From the records below, pull each line that has "name".

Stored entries
========
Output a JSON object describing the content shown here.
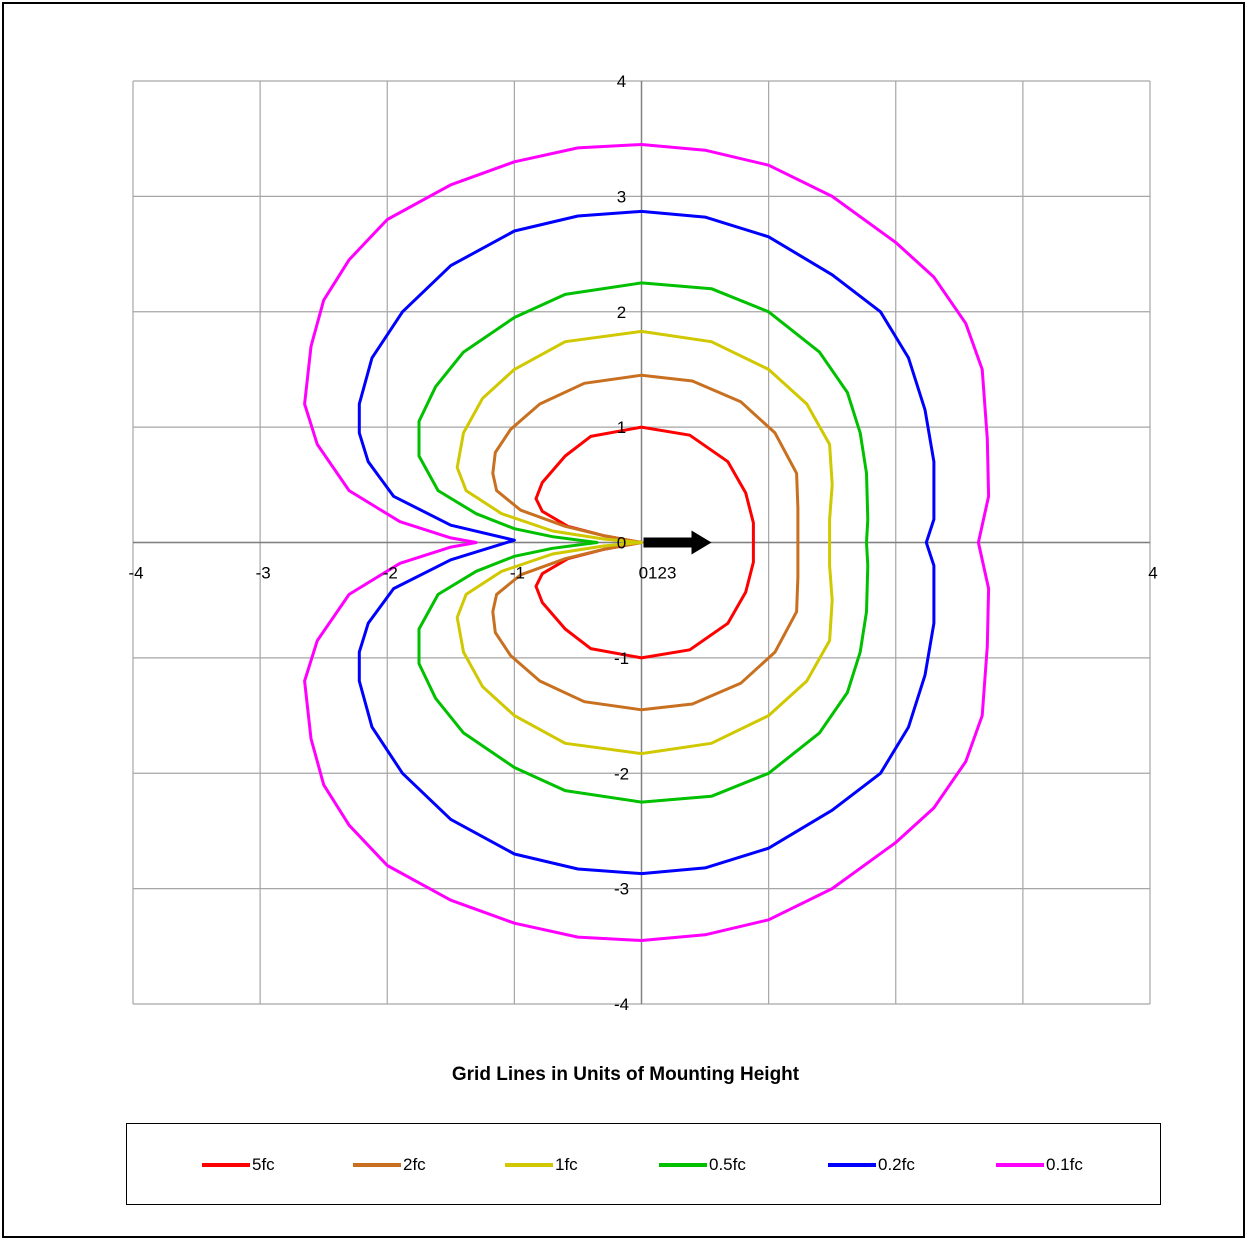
{
  "chart_data": {
    "type": "line",
    "title": "",
    "xlabel": "Grid Lines in Units of Mounting Height",
    "ylabel": "",
    "xlim": [
      -4,
      4
    ],
    "ylim": [
      -4,
      4
    ],
    "grid": true,
    "legend_position": "bottom",
    "x_ticks": [
      "-4",
      "-3",
      "-2",
      "-1",
      "0123",
      "4"
    ],
    "y_ticks": [
      "4",
      "3",
      "2",
      "1",
      "0",
      "-1",
      "-2",
      "-3",
      "-4"
    ],
    "annotation": "arrow pointing in +x direction from origin",
    "series": [
      {
        "name": "5fc",
        "color": "#ff0000",
        "points": [
          [
            0.0,
            1.0
          ],
          [
            -0.4,
            0.92
          ],
          [
            -0.6,
            0.75
          ],
          [
            -0.78,
            0.52
          ],
          [
            -0.83,
            0.38
          ],
          [
            -0.78,
            0.27
          ],
          [
            -0.58,
            0.14
          ],
          [
            -0.3,
            0.06
          ],
          [
            -0.1,
            0.02
          ],
          [
            0.0,
            0.0
          ],
          [
            -0.1,
            -0.02
          ],
          [
            -0.3,
            -0.06
          ],
          [
            -0.58,
            -0.14
          ],
          [
            -0.78,
            -0.27
          ],
          [
            -0.83,
            -0.38
          ],
          [
            -0.78,
            -0.52
          ],
          [
            -0.6,
            -0.75
          ],
          [
            -0.4,
            -0.92
          ],
          [
            0.0,
            -1.0
          ],
          [
            0.38,
            -0.93
          ],
          [
            0.68,
            -0.7
          ],
          [
            0.82,
            -0.43
          ],
          [
            0.88,
            -0.17
          ],
          [
            0.88,
            0.0
          ],
          [
            0.88,
            0.17
          ],
          [
            0.82,
            0.43
          ],
          [
            0.68,
            0.7
          ],
          [
            0.38,
            0.93
          ],
          [
            0.0,
            1.0
          ]
        ]
      },
      {
        "name": "2fc",
        "color": "#c87020",
        "points": [
          [
            0.0,
            1.45
          ],
          [
            -0.45,
            1.38
          ],
          [
            -0.8,
            1.2
          ],
          [
            -1.03,
            0.98
          ],
          [
            -1.15,
            0.78
          ],
          [
            -1.17,
            0.6
          ],
          [
            -1.14,
            0.45
          ],
          [
            -0.95,
            0.28
          ],
          [
            -0.6,
            0.14
          ],
          [
            -0.3,
            0.06
          ],
          [
            0.0,
            0.0
          ],
          [
            -0.3,
            -0.06
          ],
          [
            -0.6,
            -0.14
          ],
          [
            -0.95,
            -0.28
          ],
          [
            -1.14,
            -0.45
          ],
          [
            -1.17,
            -0.6
          ],
          [
            -1.15,
            -0.78
          ],
          [
            -1.03,
            -0.98
          ],
          [
            -0.8,
            -1.2
          ],
          [
            -0.45,
            -1.38
          ],
          [
            0.0,
            -1.45
          ],
          [
            0.4,
            -1.4
          ],
          [
            0.78,
            -1.22
          ],
          [
            1.05,
            -0.95
          ],
          [
            1.22,
            -0.6
          ],
          [
            1.23,
            -0.3
          ],
          [
            1.23,
            0.0
          ],
          [
            1.23,
            0.3
          ],
          [
            1.22,
            0.6
          ],
          [
            1.05,
            0.95
          ],
          [
            0.78,
            1.22
          ],
          [
            0.4,
            1.4
          ],
          [
            0.0,
            1.45
          ]
        ]
      },
      {
        "name": "1fc",
        "color": "#d0c800",
        "points": [
          [
            0.0,
            1.83
          ],
          [
            -0.6,
            1.74
          ],
          [
            -1.0,
            1.5
          ],
          [
            -1.25,
            1.25
          ],
          [
            -1.4,
            0.95
          ],
          [
            -1.45,
            0.65
          ],
          [
            -1.38,
            0.45
          ],
          [
            -1.1,
            0.25
          ],
          [
            -0.7,
            0.1
          ],
          [
            -0.3,
            0.03
          ],
          [
            0.0,
            0.0
          ],
          [
            -0.3,
            -0.03
          ],
          [
            -0.7,
            -0.1
          ],
          [
            -1.1,
            -0.25
          ],
          [
            -1.38,
            -0.45
          ],
          [
            -1.45,
            -0.65
          ],
          [
            -1.4,
            -0.95
          ],
          [
            -1.25,
            -1.25
          ],
          [
            -1.0,
            -1.5
          ],
          [
            -0.6,
            -1.74
          ],
          [
            0.0,
            -1.83
          ],
          [
            0.55,
            -1.74
          ],
          [
            1.0,
            -1.5
          ],
          [
            1.3,
            -1.2
          ],
          [
            1.48,
            -0.85
          ],
          [
            1.5,
            -0.5
          ],
          [
            1.48,
            -0.2
          ],
          [
            1.48,
            0.0
          ],
          [
            1.48,
            0.2
          ],
          [
            1.5,
            0.5
          ],
          [
            1.48,
            0.85
          ],
          [
            1.3,
            1.2
          ],
          [
            1.0,
            1.5
          ],
          [
            0.55,
            1.74
          ],
          [
            0.0,
            1.83
          ]
        ]
      },
      {
        "name": "0.5fc",
        "color": "#00c000",
        "points": [
          [
            0.0,
            2.25
          ],
          [
            -0.6,
            2.15
          ],
          [
            -1.0,
            1.95
          ],
          [
            -1.4,
            1.65
          ],
          [
            -1.62,
            1.35
          ],
          [
            -1.75,
            1.05
          ],
          [
            -1.75,
            0.75
          ],
          [
            -1.6,
            0.45
          ],
          [
            -1.3,
            0.25
          ],
          [
            -1.0,
            0.12
          ],
          [
            -0.7,
            0.05
          ],
          [
            -0.35,
            0.0
          ],
          [
            -0.7,
            -0.05
          ],
          [
            -1.0,
            -0.12
          ],
          [
            -1.3,
            -0.25
          ],
          [
            -1.6,
            -0.45
          ],
          [
            -1.75,
            -0.75
          ],
          [
            -1.75,
            -1.05
          ],
          [
            -1.62,
            -1.35
          ],
          [
            -1.4,
            -1.65
          ],
          [
            -1.0,
            -1.95
          ],
          [
            -0.6,
            -2.15
          ],
          [
            0.0,
            -2.25
          ],
          [
            0.55,
            -2.2
          ],
          [
            1.0,
            -2.0
          ],
          [
            1.4,
            -1.65
          ],
          [
            1.62,
            -1.3
          ],
          [
            1.72,
            -0.95
          ],
          [
            1.77,
            -0.6
          ],
          [
            1.78,
            -0.2
          ],
          [
            1.77,
            0.0
          ],
          [
            1.78,
            0.2
          ],
          [
            1.77,
            0.6
          ],
          [
            1.72,
            0.95
          ],
          [
            1.62,
            1.3
          ],
          [
            1.4,
            1.65
          ],
          [
            1.0,
            2.0
          ],
          [
            0.55,
            2.2
          ],
          [
            0.0,
            2.25
          ]
        ]
      },
      {
        "name": "0.2fc",
        "color": "#0000ff",
        "points": [
          [
            0.0,
            2.87
          ],
          [
            -0.5,
            2.83
          ],
          [
            -1.0,
            2.7
          ],
          [
            -1.5,
            2.4
          ],
          [
            -1.88,
            2.0
          ],
          [
            -2.12,
            1.6
          ],
          [
            -2.22,
            1.2
          ],
          [
            -2.22,
            0.95
          ],
          [
            -2.15,
            0.7
          ],
          [
            -1.95,
            0.4
          ],
          [
            -1.5,
            0.15
          ],
          [
            -1.0,
            0.02
          ],
          [
            -1.5,
            -0.15
          ],
          [
            -1.95,
            -0.4
          ],
          [
            -2.15,
            -0.7
          ],
          [
            -2.22,
            -0.95
          ],
          [
            -2.22,
            -1.2
          ],
          [
            -2.12,
            -1.6
          ],
          [
            -1.88,
            -2.0
          ],
          [
            -1.5,
            -2.4
          ],
          [
            -1.0,
            -2.7
          ],
          [
            -0.5,
            -2.83
          ],
          [
            0.0,
            -2.87
          ],
          [
            0.5,
            -2.82
          ],
          [
            1.0,
            -2.65
          ],
          [
            1.5,
            -2.32
          ],
          [
            1.88,
            -2.0
          ],
          [
            2.1,
            -1.6
          ],
          [
            2.23,
            -1.15
          ],
          [
            2.3,
            -0.7
          ],
          [
            2.3,
            -0.2
          ],
          [
            2.24,
            0.0
          ],
          [
            2.3,
            0.2
          ],
          [
            2.3,
            0.7
          ],
          [
            2.23,
            1.15
          ],
          [
            2.1,
            1.6
          ],
          [
            1.88,
            2.0
          ],
          [
            1.5,
            2.32
          ],
          [
            1.0,
            2.65
          ],
          [
            0.5,
            2.82
          ],
          [
            0.0,
            2.87
          ]
        ]
      },
      {
        "name": "0.1fc",
        "color": "#ff00ff",
        "points": [
          [
            0.0,
            3.45
          ],
          [
            -0.5,
            3.42
          ],
          [
            -1.0,
            3.3
          ],
          [
            -1.5,
            3.1
          ],
          [
            -2.0,
            2.8
          ],
          [
            -2.3,
            2.45
          ],
          [
            -2.5,
            2.1
          ],
          [
            -2.6,
            1.7
          ],
          [
            -2.65,
            1.2
          ],
          [
            -2.55,
            0.85
          ],
          [
            -2.3,
            0.45
          ],
          [
            -1.9,
            0.18
          ],
          [
            -1.5,
            0.04
          ],
          [
            -1.3,
            0.0
          ],
          [
            -1.5,
            -0.04
          ],
          [
            -1.9,
            -0.18
          ],
          [
            -2.3,
            -0.45
          ],
          [
            -2.55,
            -0.85
          ],
          [
            -2.65,
            -1.2
          ],
          [
            -2.6,
            -1.7
          ],
          [
            -2.5,
            -2.1
          ],
          [
            -2.3,
            -2.45
          ],
          [
            -2.0,
            -2.8
          ],
          [
            -1.5,
            -3.1
          ],
          [
            -1.0,
            -3.3
          ],
          [
            -0.5,
            -3.42
          ],
          [
            0.0,
            -3.45
          ],
          [
            0.5,
            -3.4
          ],
          [
            1.0,
            -3.27
          ],
          [
            1.5,
            -3.0
          ],
          [
            2.0,
            -2.6
          ],
          [
            2.3,
            -2.3
          ],
          [
            2.55,
            -1.9
          ],
          [
            2.68,
            -1.5
          ],
          [
            2.72,
            -0.9
          ],
          [
            2.73,
            -0.4
          ],
          [
            2.65,
            0.0
          ],
          [
            2.73,
            0.4
          ],
          [
            2.72,
            0.9
          ],
          [
            2.68,
            1.5
          ],
          [
            2.55,
            1.9
          ],
          [
            2.3,
            2.3
          ],
          [
            2.0,
            2.6
          ],
          [
            1.5,
            3.0
          ],
          [
            1.0,
            3.27
          ],
          [
            0.5,
            3.4
          ],
          [
            0.0,
            3.45
          ]
        ]
      }
    ]
  }
}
========
# [Exercise solution]
        "name": "5fc",
        "name": "2fc",
        "name": "1fc",
        "name": "0.5fc",
        "name": "0.2fc",
        "name": "0.1fc",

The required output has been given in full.